━━━━━ Listed records ━━━━━

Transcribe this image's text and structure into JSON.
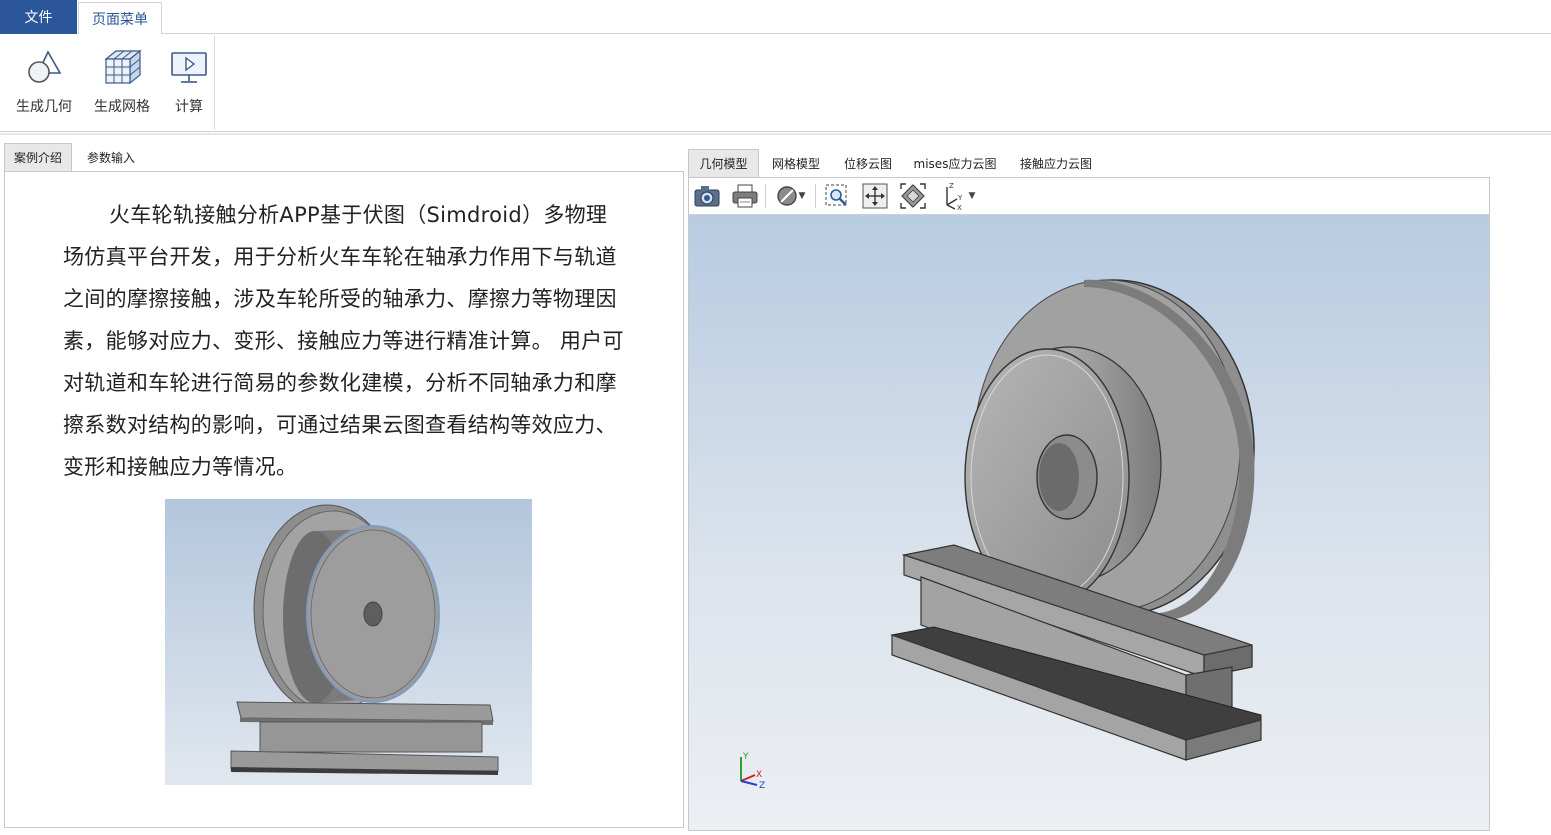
{
  "menubar": {
    "file_label": "文件",
    "page_menu_label": "页面菜单"
  },
  "ribbon": {
    "buttons": [
      {
        "label": "生成几何",
        "icon": "geometry-icon"
      },
      {
        "label": "生成网格",
        "icon": "mesh-icon"
      },
      {
        "label": "计算",
        "icon": "compute-icon"
      }
    ]
  },
  "left_tabs": [
    {
      "label": "案例介绍",
      "active": true
    },
    {
      "label": "参数输入",
      "active": false
    }
  ],
  "intro_text": "火车轮轨接触分析APP基于伏图（Simdroid）多物理场仿真平台开发，用于分析火车车轮在轴承力作用下与轨道之间的摩擦接触，涉及车轮所受的轴承力、摩擦力等物理因素，能够对应力、变形、接触应力等进行精准计算。 用户可对轨道和车轮进行简易的参数化建模，分析不同轴承力和摩擦系数对结构的影响，可通过结果云图查看结构等效应力、变形和接触应力等情况。",
  "right_tabs": [
    {
      "label": "几何模型",
      "active": true
    },
    {
      "label": "网格模型",
      "active": false
    },
    {
      "label": "位移云图",
      "active": false
    },
    {
      "label": "mises应力云图",
      "active": false
    },
    {
      "label": "接触应力云图",
      "active": false
    }
  ],
  "viewer_toolbar": {
    "icons": [
      "camera-icon",
      "print-icon",
      "render-style-icon",
      "zoom-box-icon",
      "pan-icon",
      "fit-view-icon",
      "axis-view-icon"
    ]
  },
  "axis_triad": {
    "x": "X",
    "y": "Y",
    "z": "Z"
  },
  "colors": {
    "accent": "#2b579a",
    "model_gray": "#9a9a9a",
    "viewport_top": "#b7cbe2"
  }
}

━━━━━

## Goal of the exercise
Using the material above, return every line exactly as it appears, minus the pictures.

## Exercise result
Transcribe this image's text and structure into JSON.
{
  "menubar": {
    "file_label": "文件",
    "page_menu_label": "页面菜单"
  },
  "ribbon": {
    "buttons": [
      {
        "label": "生成几何",
        "icon": "geometry-icon"
      },
      {
        "label": "生成网格",
        "icon": "mesh-icon"
      },
      {
        "label": "计算",
        "icon": "compute-icon"
      }
    ]
  },
  "left_tabs": [
    {
      "label": "案例介绍",
      "active": true
    },
    {
      "label": "参数输入",
      "active": false
    }
  ],
  "intro_text": "火车轮轨接触分析APP基于伏图（Simdroid）多物理场仿真平台开发，用于分析火车车轮在轴承力作用下与轨道之间的摩擦接触，涉及车轮所受的轴承力、摩擦力等物理因素，能够对应力、变形、接触应力等进行精准计算。 用户可对轨道和车轮进行简易的参数化建模，分析不同轴承力和摩擦系数对结构的影响，可通过结果云图查看结构等效应力、变形和接触应力等情况。",
  "right_tabs": [
    {
      "label": "几何模型",
      "active": true
    },
    {
      "label": "网格模型",
      "active": false
    },
    {
      "label": "位移云图",
      "active": false
    },
    {
      "label": "mises应力云图",
      "active": false
    },
    {
      "label": "接触应力云图",
      "active": false
    }
  ],
  "viewer_toolbar": {
    "icons": [
      "camera-icon",
      "print-icon",
      "render-style-icon",
      "zoom-box-icon",
      "pan-icon",
      "fit-view-icon",
      "axis-view-icon"
    ]
  },
  "axis_triad": {
    "x": "X",
    "y": "Y",
    "z": "Z"
  },
  "colors": {
    "accent": "#2b579a",
    "model_gray": "#9a9a9a",
    "viewport_top": "#b7cbe2"
  }
}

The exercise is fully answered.